> [To be done]: Look through the material below and give the number of lines holding "susdit", with no other words.

=====

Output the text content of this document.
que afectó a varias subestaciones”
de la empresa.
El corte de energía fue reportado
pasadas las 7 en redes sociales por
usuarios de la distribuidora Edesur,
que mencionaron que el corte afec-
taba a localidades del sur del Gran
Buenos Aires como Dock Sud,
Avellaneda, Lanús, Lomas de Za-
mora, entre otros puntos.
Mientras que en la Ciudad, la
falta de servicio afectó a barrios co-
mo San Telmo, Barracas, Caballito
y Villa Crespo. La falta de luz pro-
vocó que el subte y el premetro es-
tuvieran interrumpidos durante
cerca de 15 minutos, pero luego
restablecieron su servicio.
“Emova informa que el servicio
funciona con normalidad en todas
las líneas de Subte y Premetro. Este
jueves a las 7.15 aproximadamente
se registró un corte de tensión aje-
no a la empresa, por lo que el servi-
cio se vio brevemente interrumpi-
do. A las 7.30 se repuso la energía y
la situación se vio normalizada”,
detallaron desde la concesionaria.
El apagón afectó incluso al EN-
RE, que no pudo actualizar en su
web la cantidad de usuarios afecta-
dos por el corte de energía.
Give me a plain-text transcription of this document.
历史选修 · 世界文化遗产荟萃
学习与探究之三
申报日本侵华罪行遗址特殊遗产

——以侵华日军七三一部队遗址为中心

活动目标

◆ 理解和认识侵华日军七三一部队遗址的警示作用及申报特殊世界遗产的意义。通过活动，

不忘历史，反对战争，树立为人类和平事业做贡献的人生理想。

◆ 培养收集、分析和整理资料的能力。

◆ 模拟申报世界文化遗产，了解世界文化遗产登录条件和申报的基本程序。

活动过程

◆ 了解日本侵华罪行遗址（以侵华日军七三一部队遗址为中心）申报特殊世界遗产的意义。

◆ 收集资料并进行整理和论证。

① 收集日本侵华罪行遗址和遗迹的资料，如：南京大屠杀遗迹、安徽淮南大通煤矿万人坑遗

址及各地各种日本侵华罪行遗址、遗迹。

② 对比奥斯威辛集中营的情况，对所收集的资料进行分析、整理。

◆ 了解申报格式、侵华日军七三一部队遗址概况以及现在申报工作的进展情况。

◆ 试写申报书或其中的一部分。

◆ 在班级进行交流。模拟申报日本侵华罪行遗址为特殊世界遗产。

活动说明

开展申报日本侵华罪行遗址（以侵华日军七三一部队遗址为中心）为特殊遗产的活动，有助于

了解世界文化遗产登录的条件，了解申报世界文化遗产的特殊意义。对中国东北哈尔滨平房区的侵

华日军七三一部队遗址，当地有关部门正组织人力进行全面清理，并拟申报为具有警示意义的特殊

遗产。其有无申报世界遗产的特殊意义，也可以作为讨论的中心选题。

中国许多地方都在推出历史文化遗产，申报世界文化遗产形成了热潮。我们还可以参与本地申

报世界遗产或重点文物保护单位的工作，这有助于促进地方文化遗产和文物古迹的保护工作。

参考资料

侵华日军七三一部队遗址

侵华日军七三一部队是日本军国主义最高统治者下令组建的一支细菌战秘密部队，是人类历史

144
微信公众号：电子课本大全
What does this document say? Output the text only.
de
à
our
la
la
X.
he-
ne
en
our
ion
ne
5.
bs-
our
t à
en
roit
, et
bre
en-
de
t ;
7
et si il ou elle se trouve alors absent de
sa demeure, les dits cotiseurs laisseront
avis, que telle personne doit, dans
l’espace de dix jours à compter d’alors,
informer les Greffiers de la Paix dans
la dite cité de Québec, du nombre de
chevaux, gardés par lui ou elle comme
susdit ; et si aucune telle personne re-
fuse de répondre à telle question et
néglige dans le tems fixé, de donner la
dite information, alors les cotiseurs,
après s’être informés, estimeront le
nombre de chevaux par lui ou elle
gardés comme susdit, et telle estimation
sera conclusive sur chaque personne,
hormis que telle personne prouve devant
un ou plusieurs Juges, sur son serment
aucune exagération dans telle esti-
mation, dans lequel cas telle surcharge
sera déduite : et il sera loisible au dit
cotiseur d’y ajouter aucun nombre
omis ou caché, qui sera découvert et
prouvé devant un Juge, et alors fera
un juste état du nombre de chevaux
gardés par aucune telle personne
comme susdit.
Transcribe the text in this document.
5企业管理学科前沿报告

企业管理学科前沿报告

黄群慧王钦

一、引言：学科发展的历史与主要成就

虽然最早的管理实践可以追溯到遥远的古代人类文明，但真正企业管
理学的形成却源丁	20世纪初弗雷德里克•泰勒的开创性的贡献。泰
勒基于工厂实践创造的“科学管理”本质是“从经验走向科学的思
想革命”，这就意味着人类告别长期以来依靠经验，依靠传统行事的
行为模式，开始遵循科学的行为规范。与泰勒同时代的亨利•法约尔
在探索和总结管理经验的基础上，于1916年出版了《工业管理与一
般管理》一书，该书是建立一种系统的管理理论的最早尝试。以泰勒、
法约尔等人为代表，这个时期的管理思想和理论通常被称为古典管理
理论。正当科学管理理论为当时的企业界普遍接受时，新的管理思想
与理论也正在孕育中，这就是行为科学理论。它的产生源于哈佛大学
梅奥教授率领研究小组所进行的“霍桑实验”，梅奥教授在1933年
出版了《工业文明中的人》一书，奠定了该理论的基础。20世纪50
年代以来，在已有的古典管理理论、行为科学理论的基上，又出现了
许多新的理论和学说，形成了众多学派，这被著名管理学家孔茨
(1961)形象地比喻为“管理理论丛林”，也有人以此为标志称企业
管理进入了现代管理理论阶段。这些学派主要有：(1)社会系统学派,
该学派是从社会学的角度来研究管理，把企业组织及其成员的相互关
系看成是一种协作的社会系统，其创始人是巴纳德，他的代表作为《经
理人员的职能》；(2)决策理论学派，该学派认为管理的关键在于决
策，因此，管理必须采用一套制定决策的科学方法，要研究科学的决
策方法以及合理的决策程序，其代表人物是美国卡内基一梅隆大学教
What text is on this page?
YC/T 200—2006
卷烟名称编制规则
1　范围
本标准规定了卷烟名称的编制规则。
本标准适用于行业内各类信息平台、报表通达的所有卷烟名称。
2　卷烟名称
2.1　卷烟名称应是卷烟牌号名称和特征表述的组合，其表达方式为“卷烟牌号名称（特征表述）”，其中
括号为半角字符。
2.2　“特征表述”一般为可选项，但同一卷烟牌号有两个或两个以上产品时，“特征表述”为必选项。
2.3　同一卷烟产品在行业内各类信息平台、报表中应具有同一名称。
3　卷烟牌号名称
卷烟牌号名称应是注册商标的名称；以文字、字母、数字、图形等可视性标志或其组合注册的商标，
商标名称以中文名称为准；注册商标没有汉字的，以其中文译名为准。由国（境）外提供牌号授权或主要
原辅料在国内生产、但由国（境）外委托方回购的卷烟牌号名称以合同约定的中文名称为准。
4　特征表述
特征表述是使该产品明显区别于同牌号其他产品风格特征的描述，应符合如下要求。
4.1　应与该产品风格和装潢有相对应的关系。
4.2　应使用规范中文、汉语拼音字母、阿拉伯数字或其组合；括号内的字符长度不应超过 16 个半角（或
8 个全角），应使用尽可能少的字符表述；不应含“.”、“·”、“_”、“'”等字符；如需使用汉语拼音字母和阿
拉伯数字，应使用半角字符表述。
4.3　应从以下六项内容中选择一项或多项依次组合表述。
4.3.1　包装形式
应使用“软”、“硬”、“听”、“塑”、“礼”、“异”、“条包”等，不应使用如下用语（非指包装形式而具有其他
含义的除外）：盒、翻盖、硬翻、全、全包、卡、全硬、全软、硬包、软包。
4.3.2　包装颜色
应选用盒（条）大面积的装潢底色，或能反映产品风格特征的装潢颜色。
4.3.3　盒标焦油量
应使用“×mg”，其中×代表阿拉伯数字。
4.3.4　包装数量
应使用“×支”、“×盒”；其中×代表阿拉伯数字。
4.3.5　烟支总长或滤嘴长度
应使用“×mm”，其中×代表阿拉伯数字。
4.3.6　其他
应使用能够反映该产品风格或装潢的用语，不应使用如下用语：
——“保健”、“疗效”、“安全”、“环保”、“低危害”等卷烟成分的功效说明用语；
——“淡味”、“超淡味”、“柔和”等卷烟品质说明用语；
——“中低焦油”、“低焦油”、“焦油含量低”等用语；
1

=====

> [Answer for the task]: 3